List each line in which the string "filter" appears.

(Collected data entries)
-----

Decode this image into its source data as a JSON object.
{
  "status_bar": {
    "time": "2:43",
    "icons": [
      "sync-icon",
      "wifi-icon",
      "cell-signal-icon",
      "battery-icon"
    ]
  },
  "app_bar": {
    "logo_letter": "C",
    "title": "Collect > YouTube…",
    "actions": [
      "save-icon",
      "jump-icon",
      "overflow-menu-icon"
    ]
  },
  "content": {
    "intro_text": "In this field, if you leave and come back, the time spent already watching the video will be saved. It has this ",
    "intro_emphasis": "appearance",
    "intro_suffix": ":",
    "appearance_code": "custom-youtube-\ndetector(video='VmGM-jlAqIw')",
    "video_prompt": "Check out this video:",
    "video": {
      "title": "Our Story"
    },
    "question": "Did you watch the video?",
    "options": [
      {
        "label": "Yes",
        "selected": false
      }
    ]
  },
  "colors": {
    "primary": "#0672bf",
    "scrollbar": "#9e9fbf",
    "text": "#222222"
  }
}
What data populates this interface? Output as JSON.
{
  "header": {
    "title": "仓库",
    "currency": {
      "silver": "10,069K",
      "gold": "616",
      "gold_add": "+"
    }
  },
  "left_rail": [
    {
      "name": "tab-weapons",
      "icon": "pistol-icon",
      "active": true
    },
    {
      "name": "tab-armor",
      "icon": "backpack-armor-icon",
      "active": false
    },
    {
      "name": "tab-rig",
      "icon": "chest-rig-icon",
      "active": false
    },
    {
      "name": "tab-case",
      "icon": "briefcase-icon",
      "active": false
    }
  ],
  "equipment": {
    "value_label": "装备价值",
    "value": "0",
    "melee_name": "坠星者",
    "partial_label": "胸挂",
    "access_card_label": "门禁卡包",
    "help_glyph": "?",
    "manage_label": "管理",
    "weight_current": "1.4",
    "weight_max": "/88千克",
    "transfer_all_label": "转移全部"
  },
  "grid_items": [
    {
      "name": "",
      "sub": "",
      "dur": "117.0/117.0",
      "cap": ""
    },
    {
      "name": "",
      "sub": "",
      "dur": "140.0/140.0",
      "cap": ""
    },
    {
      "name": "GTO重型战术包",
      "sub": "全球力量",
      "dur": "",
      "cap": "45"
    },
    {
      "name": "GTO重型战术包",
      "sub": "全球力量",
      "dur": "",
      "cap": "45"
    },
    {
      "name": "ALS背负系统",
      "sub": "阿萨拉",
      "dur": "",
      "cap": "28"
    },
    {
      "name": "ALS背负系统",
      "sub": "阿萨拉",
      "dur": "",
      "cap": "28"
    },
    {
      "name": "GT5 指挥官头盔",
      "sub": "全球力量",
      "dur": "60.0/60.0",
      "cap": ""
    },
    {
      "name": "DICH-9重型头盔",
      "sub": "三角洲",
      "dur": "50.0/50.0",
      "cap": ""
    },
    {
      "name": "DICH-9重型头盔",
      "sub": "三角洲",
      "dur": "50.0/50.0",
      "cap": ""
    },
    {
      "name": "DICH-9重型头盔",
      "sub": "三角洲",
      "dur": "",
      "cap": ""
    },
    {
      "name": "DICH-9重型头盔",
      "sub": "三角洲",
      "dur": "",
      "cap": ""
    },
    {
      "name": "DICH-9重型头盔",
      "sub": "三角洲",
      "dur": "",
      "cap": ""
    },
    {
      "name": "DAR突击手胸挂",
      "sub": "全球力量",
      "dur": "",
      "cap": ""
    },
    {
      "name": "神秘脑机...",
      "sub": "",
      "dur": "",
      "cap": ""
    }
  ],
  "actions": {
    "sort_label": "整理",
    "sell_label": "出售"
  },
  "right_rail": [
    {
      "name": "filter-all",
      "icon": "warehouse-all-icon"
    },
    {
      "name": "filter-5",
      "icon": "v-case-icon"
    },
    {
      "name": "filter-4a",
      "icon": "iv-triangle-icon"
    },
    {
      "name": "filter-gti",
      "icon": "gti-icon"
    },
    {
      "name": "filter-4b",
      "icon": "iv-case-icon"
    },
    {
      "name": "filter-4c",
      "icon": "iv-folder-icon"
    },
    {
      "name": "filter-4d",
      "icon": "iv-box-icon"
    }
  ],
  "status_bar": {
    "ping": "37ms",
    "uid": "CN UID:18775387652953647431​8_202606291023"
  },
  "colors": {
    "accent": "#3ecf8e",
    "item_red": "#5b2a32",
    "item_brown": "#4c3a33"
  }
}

-----

* **RESULT FOR THIS EXERCISE**:
      "name": "filter-all",
      "name": "filter-5",
      "name": "filter-4a",
      "name": "filter-gti",
      "name": "filter-4b",
      "name": "filter-4c",
      "name": "filter-4d",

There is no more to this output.